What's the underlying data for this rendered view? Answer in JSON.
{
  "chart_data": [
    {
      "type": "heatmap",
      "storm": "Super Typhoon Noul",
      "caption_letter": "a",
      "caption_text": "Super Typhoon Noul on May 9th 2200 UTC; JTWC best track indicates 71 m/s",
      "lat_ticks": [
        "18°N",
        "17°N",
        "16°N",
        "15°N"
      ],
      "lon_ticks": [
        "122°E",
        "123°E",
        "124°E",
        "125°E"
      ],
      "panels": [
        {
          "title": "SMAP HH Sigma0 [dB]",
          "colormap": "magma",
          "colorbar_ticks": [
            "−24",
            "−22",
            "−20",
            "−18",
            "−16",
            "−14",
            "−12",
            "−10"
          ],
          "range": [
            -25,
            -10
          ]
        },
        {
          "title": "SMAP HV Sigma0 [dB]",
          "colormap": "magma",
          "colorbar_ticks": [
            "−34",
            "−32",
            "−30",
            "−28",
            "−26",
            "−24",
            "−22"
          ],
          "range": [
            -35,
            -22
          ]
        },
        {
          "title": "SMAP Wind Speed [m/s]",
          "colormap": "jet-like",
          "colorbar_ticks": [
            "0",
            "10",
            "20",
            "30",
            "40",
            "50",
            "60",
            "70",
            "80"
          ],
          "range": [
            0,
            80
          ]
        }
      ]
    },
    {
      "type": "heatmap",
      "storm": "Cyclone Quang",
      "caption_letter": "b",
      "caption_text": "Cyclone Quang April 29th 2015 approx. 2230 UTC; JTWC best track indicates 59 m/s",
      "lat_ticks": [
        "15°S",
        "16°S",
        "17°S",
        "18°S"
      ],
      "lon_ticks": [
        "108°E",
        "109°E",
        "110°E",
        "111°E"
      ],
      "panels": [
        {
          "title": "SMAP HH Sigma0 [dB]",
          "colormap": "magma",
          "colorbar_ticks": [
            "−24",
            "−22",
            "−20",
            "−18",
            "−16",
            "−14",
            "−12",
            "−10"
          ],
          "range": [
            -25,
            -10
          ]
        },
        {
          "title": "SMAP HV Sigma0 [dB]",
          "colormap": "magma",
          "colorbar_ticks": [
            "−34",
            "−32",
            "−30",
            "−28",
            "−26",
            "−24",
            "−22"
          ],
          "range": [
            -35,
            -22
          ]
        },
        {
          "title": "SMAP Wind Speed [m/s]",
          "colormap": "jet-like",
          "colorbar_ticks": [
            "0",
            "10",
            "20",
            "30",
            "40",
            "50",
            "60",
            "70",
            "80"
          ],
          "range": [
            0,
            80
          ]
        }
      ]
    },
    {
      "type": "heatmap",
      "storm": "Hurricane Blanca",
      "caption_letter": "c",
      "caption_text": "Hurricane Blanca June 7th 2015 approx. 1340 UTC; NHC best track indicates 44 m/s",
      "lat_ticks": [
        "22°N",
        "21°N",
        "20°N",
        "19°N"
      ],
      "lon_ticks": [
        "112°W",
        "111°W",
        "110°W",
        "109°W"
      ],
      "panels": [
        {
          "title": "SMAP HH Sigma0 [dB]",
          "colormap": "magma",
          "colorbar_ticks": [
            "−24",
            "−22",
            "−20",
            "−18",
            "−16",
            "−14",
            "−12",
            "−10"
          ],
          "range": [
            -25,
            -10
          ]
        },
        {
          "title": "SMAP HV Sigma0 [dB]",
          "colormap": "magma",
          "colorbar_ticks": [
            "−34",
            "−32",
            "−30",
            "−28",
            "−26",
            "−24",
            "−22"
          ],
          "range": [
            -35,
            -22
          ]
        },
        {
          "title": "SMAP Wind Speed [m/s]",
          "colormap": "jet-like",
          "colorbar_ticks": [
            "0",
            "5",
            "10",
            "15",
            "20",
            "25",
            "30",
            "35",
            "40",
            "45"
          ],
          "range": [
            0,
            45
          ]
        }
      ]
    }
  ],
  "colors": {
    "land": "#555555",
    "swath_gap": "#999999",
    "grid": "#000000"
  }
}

****

◆ What is being asked ◆
Write out every line of the entries that holds the word "Super".

◆ Exercise response ◆
      "storm": "Super Typhoon Noul",
      "caption_text": "Super Typhoon Noul on May 9th 2200 UTC; JTWC best track indicates 71 m/s",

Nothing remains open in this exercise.